Dataset items:

·····

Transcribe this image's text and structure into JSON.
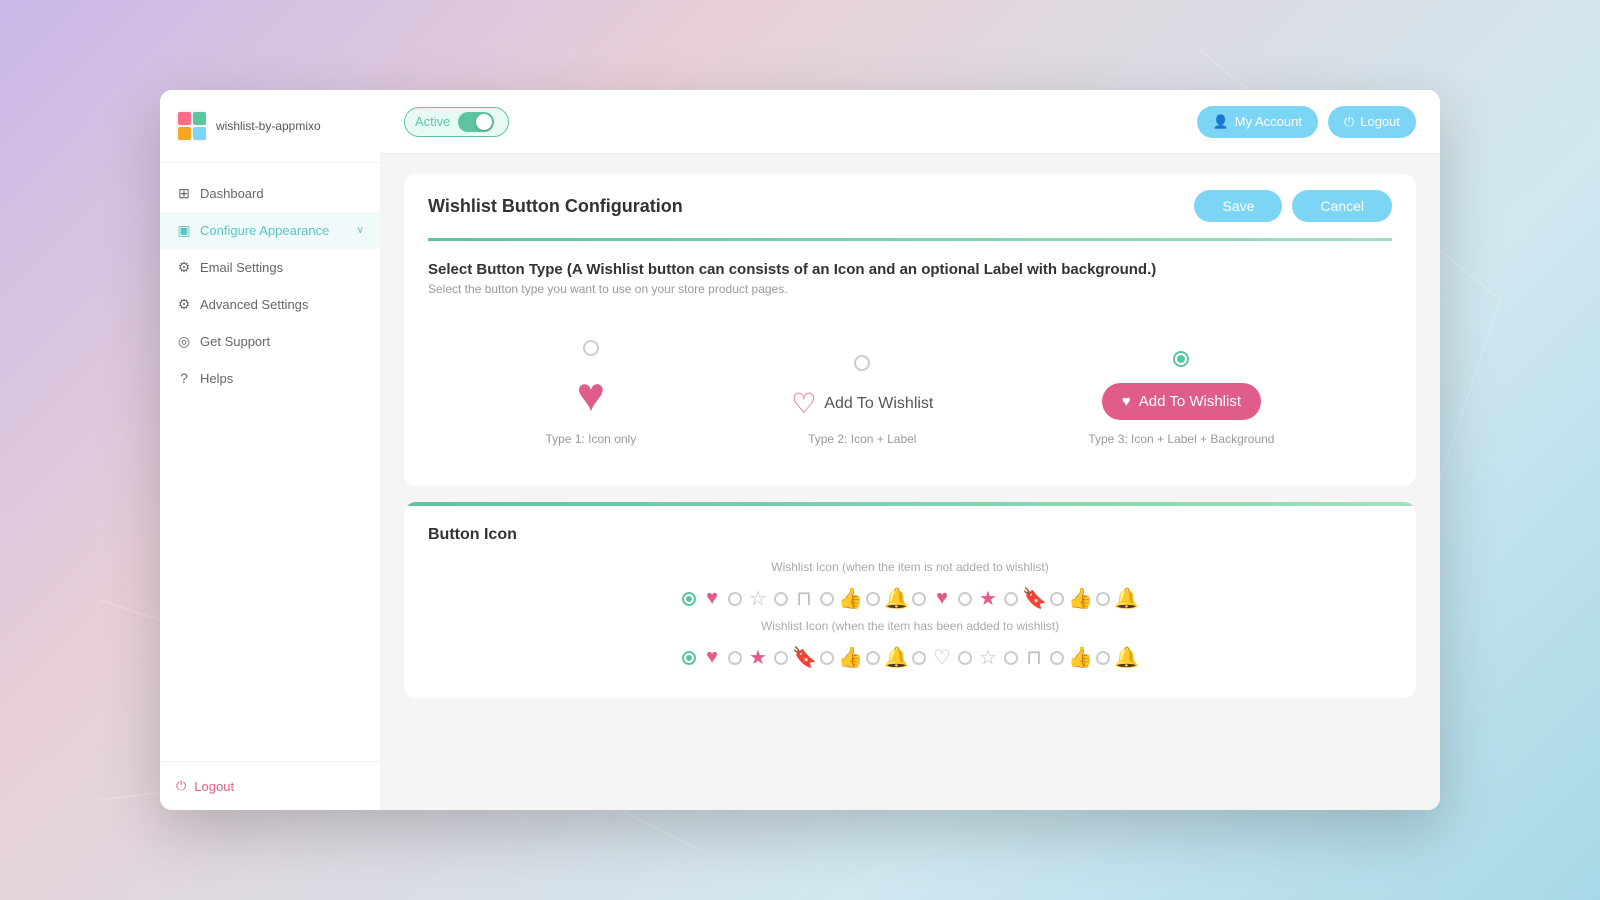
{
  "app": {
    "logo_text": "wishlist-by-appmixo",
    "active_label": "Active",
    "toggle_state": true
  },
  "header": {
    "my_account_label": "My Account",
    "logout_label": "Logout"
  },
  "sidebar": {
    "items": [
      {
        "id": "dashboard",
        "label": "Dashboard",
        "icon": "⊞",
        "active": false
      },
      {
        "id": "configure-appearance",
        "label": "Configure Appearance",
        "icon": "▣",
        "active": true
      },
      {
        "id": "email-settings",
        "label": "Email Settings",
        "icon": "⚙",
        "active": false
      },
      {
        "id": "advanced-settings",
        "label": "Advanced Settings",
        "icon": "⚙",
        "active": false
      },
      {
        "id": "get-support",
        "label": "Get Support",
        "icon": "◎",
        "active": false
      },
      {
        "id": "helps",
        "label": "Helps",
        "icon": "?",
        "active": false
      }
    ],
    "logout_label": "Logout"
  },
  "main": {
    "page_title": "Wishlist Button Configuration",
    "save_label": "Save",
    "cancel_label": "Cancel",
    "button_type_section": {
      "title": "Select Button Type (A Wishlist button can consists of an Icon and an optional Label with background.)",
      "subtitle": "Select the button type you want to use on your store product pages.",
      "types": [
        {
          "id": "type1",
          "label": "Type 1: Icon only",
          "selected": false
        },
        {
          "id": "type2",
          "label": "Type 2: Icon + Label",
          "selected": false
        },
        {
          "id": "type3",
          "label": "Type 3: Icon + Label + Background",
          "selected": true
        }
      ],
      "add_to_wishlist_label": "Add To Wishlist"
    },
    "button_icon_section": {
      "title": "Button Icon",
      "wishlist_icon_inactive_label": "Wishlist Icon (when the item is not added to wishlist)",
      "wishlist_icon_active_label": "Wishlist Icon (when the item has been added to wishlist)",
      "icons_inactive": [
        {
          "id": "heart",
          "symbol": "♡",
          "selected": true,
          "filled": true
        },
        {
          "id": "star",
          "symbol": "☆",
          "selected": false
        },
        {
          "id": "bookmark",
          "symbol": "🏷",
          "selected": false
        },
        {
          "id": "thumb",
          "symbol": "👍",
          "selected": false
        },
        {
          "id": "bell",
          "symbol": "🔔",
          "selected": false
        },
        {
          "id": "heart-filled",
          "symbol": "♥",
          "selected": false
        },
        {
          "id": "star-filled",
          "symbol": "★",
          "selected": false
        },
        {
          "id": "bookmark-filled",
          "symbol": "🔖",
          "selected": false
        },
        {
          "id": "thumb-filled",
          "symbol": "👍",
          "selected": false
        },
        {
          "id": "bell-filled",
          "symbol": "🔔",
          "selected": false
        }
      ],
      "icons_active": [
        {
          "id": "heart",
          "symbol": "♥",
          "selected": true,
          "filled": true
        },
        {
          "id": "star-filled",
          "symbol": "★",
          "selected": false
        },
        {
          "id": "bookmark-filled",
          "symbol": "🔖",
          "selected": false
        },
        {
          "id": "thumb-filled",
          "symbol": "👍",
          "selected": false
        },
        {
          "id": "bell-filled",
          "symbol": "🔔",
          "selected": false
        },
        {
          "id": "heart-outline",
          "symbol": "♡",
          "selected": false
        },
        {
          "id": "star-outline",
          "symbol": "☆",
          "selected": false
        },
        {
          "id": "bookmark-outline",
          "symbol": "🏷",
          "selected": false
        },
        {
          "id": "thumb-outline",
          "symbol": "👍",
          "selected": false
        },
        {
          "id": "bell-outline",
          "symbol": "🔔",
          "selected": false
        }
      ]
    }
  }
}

·····

PROMPT: Copy the listing exactly. Any image in it stays out of the copy.

THE COMPLETED TASK:
Transcribe this image's text and structure into JSON.
{
  "app": {
    "logo_text": "wishlist-by-appmixo",
    "active_label": "Active",
    "toggle_state": true
  },
  "header": {
    "my_account_label": "My Account",
    "logout_label": "Logout"
  },
  "sidebar": {
    "items": [
      {
        "id": "dashboard",
        "label": "Dashboard",
        "icon": "⊞",
        "active": false
      },
      {
        "id": "configure-appearance",
        "label": "Configure Appearance",
        "icon": "▣",
        "active": true
      },
      {
        "id": "email-settings",
        "label": "Email Settings",
        "icon": "⚙",
        "active": false
      },
      {
        "id": "advanced-settings",
        "label": "Advanced Settings",
        "icon": "⚙",
        "active": false
      },
      {
        "id": "get-support",
        "label": "Get Support",
        "icon": "◎",
        "active": false
      },
      {
        "id": "helps",
        "label": "Helps",
        "icon": "?",
        "active": false
      }
    ],
    "logout_label": "Logout"
  },
  "main": {
    "page_title": "Wishlist Button Configuration",
    "save_label": "Save",
    "cancel_label": "Cancel",
    "button_type_section": {
      "title": "Select Button Type (A Wishlist button can consists of an Icon and an optional Label with background.)",
      "subtitle": "Select the button type you want to use on your store product pages.",
      "types": [
        {
          "id": "type1",
          "label": "Type 1: Icon only",
          "selected": false
        },
        {
          "id": "type2",
          "label": "Type 2: Icon + Label",
          "selected": false
        },
        {
          "id": "type3",
          "label": "Type 3: Icon + Label + Background",
          "selected": true
        }
      ],
      "add_to_wishlist_label": "Add To Wishlist"
    },
    "button_icon_section": {
      "title": "Button Icon",
      "wishlist_icon_inactive_label": "Wishlist Icon (when the item is not added to wishlist)",
      "wishlist_icon_active_label": "Wishlist Icon (when the item has been added to wishlist)",
      "icons_inactive": [
        {
          "id": "heart",
          "symbol": "♡",
          "selected": true,
          "filled": true
        },
        {
          "id": "star",
          "symbol": "☆",
          "selected": false
        },
        {
          "id": "bookmark",
          "symbol": "🏷",
          "selected": false
        },
        {
          "id": "thumb",
          "symbol": "👍",
          "selected": false
        },
        {
          "id": "bell",
          "symbol": "🔔",
          "selected": false
        },
        {
          "id": "heart-filled",
          "symbol": "♥",
          "selected": false
        },
        {
          "id": "star-filled",
          "symbol": "★",
          "selected": false
        },
        {
          "id": "bookmark-filled",
          "symbol": "🔖",
          "selected": false
        },
        {
          "id": "thumb-filled",
          "symbol": "👍",
          "selected": false
        },
        {
          "id": "bell-filled",
          "symbol": "🔔",
          "selected": false
        }
      ],
      "icons_active": [
        {
          "id": "heart",
          "symbol": "♥",
          "selected": true,
          "filled": true
        },
        {
          "id": "star-filled",
          "symbol": "★",
          "selected": false
        },
        {
          "id": "bookmark-filled",
          "symbol": "🔖",
          "selected": false
        },
        {
          "id": "thumb-filled",
          "symbol": "👍",
          "selected": false
        },
        {
          "id": "bell-filled",
          "symbol": "🔔",
          "selected": false
        },
        {
          "id": "heart-outline",
          "symbol": "♡",
          "selected": false
        },
        {
          "id": "star-outline",
          "symbol": "☆",
          "selected": false
        },
        {
          "id": "bookmark-outline",
          "symbol": "🏷",
          "selected": false
        },
        {
          "id": "thumb-outline",
          "symbol": "👍",
          "selected": false
        },
        {
          "id": "bell-outline",
          "symbol": "🔔",
          "selected": false
        }
      ]
    }
  }
}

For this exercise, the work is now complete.